DIRECTION >> Convert the lines from the one containing "tags-cell: apm, order-service (1052, 390, 1454, 467)" through the one containing "table-row: Order service - high CPU", both included, into a numbered list with blank lines omitted. Include no other lines.

STORED DATA >>
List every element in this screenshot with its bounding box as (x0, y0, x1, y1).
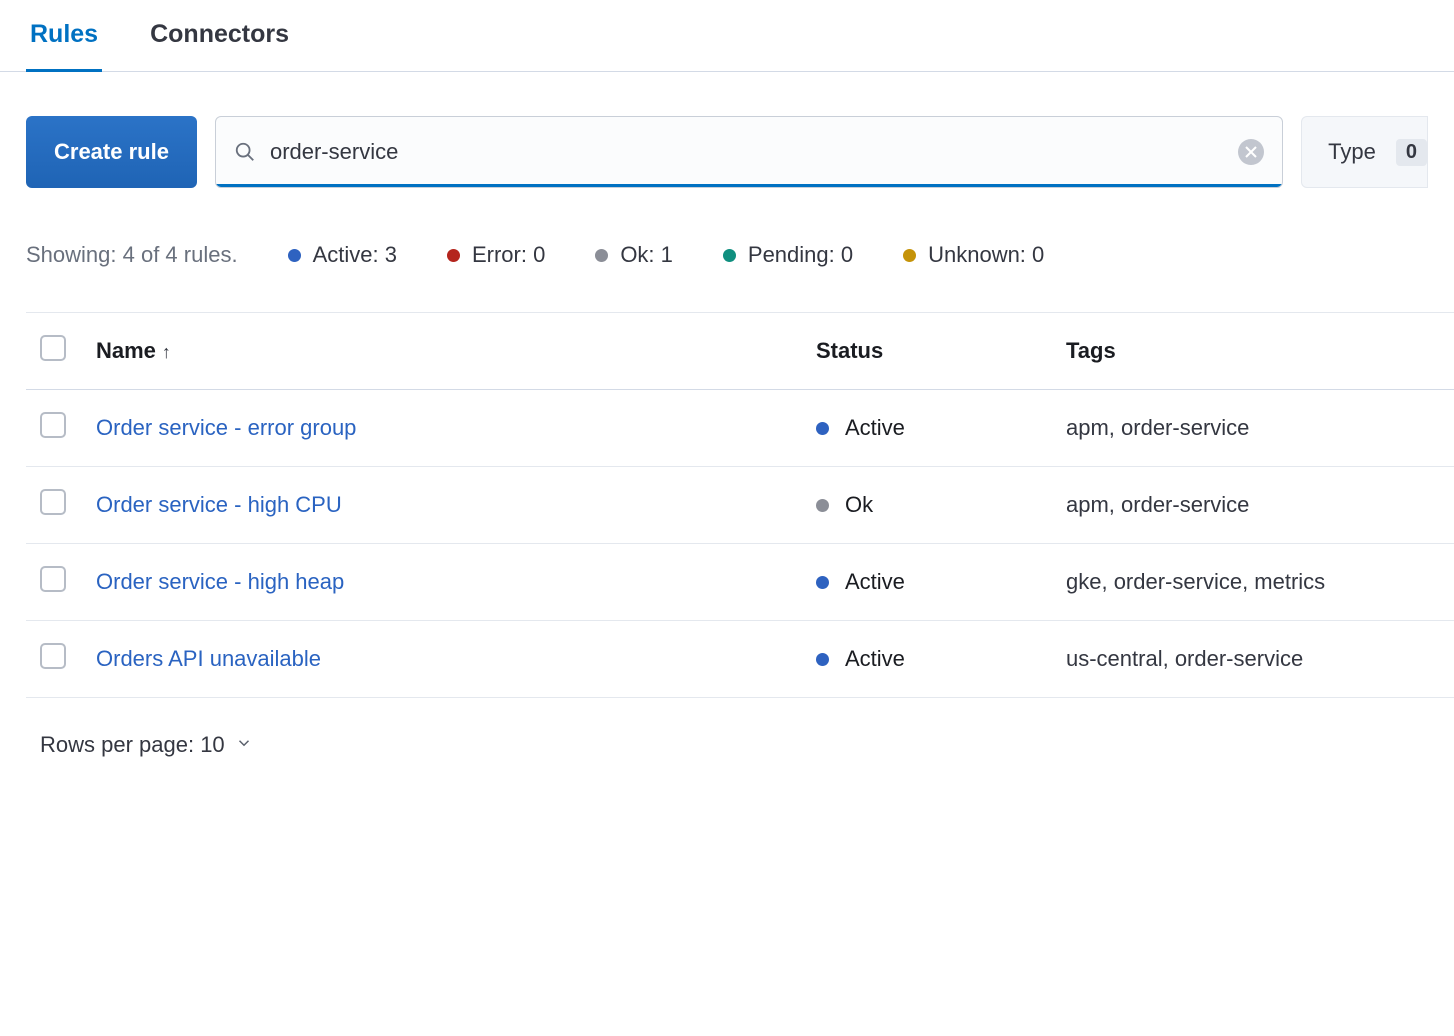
tags-cell: apm, order-service (1052, 390, 1454, 467)
rule-name-link[interactable]: Order service - error group (96, 415, 356, 440)
status-text: Active (845, 646, 905, 672)
table-row: Order service - high CPU Ok apm, order-ser… (26, 467, 1454, 544)
rule-name-link[interactable]: Orders API unavailable (96, 646, 321, 671)
tags-cell: us-central, order-service (1052, 621, 1454, 698)
stat-active: Active: 3 (288, 242, 397, 268)
dot-active-icon (288, 249, 301, 262)
showing-count: Showing: 4 of 4 rules. (26, 242, 238, 268)
status-text: Active (845, 569, 905, 595)
rule-name-link[interactable]: Order service - high CPU (96, 492, 342, 517)
create-rule-button[interactable]: Create rule (26, 116, 197, 188)
search-icon (234, 141, 256, 163)
tab-rules[interactable]: Rules (26, 0, 102, 71)
status-cell: Active (816, 646, 1038, 672)
rule-name-link[interactable]: Order service - high heap (96, 569, 344, 594)
stat-unknown: Unknown: 0 (903, 242, 1044, 268)
dot-pending-icon (723, 249, 736, 262)
dot-error-icon (447, 249, 460, 262)
tabs: Rules Connectors (0, 0, 1454, 72)
status-text: Ok (845, 492, 873, 518)
type-filter[interactable]: Type 0 (1301, 116, 1428, 188)
table-row: Order service - error group Active apm, or… (26, 390, 1454, 467)
header-tags[interactable]: Tags (1052, 313, 1454, 390)
status-dot-icon (816, 653, 829, 666)
search-input[interactable] (270, 139, 1238, 165)
rules-table: Name↑ Status Tags Order service - error … (26, 312, 1454, 698)
status-dot-icon (816, 576, 829, 589)
select-all-checkbox[interactable] (40, 335, 66, 361)
row-checkbox[interactable] (40, 412, 66, 438)
header-status[interactable]: Status (802, 313, 1052, 390)
stat-pending: Pending: 0 (723, 242, 853, 268)
rows-per-page-label: Rows per page: 10 (40, 732, 225, 758)
status-cell: Active (816, 569, 1038, 595)
table-row: Orders API unavailable Active us-central, … (26, 621, 1454, 698)
stat-ok: Ok: 1 (595, 242, 673, 268)
clear-search-icon[interactable] (1238, 139, 1264, 165)
status-text: Active (845, 415, 905, 441)
rows-per-page[interactable]: Rows per page: 10 (0, 698, 1454, 792)
tags-cell: gke, order-service, metrics (1052, 544, 1454, 621)
table-row: Order service - high heap Active gke, orde… (26, 544, 1454, 621)
row-checkbox[interactable] (40, 489, 66, 515)
summary-row: Showing: 4 of 4 rules. Active: 3 Error: … (0, 188, 1454, 268)
status-dot-icon (816, 422, 829, 435)
row-checkbox[interactable] (40, 566, 66, 592)
status-cell: Active (816, 415, 1038, 441)
header-name[interactable]: Name↑ (82, 313, 802, 390)
row-checkbox[interactable] (40, 643, 66, 669)
toolbar: Create rule Type 0 (0, 72, 1454, 188)
type-filter-count: 0 (1396, 139, 1427, 166)
tags-cell: apm, order-service (1052, 467, 1454, 544)
dot-unknown-icon (903, 249, 916, 262)
dot-ok-icon (595, 249, 608, 262)
tab-connectors[interactable]: Connectors (146, 0, 293, 71)
status-dot-icon (816, 499, 829, 512)
type-filter-label: Type (1328, 139, 1376, 165)
chevron-down-icon (235, 732, 253, 758)
status-cell: Ok (816, 492, 1038, 518)
search-field[interactable] (215, 116, 1283, 188)
sort-asc-icon: ↑ (162, 342, 171, 362)
stat-error: Error: 0 (447, 242, 545, 268)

THE COMPLETED TASK >>
1. tags-cell: apm, order-service (1052, 390, 1454, 467)
2. rule-name-link[interactable]: Order service - error group (96, 415, 356, 440)
3. status-text: Active (845, 646, 905, 672)
4. table-row: Order service - high CPU Ok apm, order-ser… (26, 467, 1454, 544)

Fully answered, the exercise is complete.